-- begin --

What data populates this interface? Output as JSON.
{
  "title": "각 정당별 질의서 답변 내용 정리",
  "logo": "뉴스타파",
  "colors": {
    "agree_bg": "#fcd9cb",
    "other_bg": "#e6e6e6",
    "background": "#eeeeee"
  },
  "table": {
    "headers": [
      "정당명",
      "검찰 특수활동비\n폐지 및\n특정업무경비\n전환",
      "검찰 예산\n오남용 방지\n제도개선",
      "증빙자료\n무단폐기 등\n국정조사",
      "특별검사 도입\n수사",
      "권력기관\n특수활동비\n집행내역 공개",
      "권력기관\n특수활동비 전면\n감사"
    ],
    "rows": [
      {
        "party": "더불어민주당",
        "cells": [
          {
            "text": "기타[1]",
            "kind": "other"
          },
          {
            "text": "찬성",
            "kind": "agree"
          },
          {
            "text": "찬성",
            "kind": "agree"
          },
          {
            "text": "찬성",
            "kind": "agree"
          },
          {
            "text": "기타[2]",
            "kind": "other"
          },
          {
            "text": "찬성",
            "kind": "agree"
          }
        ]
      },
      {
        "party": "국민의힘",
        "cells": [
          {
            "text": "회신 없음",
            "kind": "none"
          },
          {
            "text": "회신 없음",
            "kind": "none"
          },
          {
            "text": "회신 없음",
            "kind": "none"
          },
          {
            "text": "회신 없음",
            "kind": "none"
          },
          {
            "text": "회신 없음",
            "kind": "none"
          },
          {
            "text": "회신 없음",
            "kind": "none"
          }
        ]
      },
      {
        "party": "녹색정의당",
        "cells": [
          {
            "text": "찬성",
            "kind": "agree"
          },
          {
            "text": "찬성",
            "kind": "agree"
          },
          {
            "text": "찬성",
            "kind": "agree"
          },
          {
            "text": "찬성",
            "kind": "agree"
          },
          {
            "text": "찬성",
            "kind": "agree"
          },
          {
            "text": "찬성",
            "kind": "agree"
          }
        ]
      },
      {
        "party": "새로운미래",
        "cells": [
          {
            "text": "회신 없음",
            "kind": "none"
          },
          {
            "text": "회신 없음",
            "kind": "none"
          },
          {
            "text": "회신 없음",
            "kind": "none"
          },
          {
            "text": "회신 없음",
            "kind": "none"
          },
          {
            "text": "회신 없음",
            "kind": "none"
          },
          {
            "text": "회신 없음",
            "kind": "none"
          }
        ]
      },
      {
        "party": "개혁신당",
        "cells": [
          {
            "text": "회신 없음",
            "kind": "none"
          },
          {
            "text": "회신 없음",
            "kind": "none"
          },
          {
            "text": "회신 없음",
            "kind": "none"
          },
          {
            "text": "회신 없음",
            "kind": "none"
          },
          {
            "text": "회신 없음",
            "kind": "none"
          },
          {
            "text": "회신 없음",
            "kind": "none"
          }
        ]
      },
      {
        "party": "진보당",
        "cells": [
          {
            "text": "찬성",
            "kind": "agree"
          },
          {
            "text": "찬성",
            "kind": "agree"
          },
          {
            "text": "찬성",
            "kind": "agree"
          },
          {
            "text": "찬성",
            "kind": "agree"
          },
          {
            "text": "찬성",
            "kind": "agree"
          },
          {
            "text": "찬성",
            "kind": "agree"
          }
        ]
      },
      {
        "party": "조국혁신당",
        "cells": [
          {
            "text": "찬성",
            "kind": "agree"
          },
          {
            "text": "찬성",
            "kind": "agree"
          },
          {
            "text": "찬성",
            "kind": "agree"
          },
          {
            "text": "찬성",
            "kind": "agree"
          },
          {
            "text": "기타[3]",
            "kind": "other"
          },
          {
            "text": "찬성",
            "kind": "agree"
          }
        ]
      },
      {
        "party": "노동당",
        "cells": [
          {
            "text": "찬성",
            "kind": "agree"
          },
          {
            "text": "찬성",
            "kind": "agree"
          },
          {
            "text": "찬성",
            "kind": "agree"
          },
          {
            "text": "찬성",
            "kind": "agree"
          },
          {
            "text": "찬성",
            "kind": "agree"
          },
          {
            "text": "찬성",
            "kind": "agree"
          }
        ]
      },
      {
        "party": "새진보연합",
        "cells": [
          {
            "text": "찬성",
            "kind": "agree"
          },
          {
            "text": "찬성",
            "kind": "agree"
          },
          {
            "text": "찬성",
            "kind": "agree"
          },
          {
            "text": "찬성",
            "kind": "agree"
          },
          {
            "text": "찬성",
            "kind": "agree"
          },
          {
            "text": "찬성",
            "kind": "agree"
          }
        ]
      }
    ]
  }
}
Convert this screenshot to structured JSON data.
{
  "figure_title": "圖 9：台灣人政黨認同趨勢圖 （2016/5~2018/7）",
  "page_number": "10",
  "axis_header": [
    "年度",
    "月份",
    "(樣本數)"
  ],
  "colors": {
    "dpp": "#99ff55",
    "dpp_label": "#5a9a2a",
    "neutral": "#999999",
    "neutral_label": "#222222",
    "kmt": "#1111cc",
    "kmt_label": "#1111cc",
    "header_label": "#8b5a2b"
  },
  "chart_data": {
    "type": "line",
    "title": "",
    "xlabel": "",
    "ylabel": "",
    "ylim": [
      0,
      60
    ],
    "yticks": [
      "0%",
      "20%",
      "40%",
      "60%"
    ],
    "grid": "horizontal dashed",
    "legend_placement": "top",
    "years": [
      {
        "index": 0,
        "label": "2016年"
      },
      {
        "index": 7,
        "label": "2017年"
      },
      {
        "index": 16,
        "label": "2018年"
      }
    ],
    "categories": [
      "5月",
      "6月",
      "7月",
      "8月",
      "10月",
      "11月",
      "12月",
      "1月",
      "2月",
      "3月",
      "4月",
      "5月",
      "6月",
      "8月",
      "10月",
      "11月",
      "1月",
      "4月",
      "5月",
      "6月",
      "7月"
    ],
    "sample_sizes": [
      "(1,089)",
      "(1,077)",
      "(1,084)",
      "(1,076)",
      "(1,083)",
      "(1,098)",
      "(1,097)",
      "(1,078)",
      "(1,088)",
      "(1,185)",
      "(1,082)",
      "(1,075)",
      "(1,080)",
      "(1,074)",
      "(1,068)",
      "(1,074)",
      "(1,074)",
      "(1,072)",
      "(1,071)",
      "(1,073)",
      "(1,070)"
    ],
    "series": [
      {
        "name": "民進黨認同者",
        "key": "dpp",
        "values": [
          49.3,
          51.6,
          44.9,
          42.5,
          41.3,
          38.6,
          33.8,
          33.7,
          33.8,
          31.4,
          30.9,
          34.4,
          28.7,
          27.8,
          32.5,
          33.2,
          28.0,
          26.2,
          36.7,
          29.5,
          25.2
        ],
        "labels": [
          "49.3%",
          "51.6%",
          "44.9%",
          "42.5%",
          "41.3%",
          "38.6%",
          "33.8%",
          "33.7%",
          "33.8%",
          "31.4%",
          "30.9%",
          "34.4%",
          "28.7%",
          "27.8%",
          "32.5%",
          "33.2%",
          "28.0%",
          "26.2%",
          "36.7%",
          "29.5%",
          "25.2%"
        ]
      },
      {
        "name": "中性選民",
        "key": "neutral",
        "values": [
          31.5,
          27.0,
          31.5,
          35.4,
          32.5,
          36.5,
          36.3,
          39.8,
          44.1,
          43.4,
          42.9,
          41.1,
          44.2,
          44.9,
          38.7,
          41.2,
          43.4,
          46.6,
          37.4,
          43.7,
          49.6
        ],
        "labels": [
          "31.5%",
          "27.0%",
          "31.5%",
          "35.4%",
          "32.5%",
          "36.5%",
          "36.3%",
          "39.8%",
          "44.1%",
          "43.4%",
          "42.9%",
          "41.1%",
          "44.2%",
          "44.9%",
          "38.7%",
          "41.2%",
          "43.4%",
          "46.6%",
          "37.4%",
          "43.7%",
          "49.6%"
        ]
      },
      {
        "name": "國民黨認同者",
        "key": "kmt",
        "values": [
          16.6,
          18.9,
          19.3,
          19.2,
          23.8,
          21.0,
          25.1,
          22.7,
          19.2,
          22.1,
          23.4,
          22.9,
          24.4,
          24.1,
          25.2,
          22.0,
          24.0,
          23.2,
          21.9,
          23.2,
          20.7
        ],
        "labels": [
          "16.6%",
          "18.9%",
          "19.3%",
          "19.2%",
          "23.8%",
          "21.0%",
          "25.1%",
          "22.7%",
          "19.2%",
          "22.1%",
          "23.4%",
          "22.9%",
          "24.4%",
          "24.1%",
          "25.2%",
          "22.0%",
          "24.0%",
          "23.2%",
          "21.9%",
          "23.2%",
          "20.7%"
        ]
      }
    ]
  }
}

-- end --

● **WRITTEN REQUEST**
Extract every line from the records above that contains the word "권력기관".

● **RESPONSE BELOW**
      "권력기관\n특수활동비\n집행내역 공개",
      "권력기관\n특수활동비 전면\n감사"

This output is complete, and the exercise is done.